- [Problem to work on] Go through the material below and count the lines with the string "济南军区青岛第一疗养院护师"; the number is the whole answer.

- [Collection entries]
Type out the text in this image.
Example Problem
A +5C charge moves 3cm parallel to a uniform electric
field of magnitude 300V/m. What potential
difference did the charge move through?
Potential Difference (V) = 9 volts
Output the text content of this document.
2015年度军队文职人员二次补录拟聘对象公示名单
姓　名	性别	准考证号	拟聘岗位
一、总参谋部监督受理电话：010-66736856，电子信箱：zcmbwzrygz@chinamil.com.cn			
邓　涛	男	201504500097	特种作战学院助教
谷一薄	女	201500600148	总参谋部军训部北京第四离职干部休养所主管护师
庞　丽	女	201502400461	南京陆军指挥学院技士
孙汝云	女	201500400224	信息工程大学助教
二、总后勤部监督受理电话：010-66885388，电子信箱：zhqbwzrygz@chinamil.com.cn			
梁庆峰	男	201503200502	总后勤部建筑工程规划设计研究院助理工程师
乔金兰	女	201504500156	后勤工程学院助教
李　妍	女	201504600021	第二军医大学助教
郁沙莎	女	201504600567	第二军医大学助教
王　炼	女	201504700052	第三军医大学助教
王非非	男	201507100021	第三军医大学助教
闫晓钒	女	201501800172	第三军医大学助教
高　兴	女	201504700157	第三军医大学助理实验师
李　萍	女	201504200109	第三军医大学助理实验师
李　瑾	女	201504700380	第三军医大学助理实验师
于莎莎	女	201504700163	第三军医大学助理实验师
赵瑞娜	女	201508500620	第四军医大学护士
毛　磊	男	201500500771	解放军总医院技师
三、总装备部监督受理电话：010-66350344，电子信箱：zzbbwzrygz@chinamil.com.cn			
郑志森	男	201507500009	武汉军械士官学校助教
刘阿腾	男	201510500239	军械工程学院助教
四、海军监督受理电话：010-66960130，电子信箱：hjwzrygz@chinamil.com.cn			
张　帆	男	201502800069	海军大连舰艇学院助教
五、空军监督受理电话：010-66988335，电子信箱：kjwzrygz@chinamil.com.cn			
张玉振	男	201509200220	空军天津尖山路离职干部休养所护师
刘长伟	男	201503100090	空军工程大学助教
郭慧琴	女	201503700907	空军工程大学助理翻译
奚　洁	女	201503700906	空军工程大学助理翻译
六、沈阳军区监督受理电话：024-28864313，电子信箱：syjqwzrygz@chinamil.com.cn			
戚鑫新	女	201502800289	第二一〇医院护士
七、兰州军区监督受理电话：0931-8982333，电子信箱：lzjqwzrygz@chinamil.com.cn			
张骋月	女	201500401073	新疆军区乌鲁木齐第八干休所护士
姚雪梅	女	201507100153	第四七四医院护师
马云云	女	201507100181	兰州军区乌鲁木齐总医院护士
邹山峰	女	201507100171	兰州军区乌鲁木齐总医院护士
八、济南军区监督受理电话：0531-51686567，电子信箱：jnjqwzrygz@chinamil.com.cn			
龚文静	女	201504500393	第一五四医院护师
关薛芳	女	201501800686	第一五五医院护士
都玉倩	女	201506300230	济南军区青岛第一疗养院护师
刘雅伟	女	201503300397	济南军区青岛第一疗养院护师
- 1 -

- [Reply to the task] 2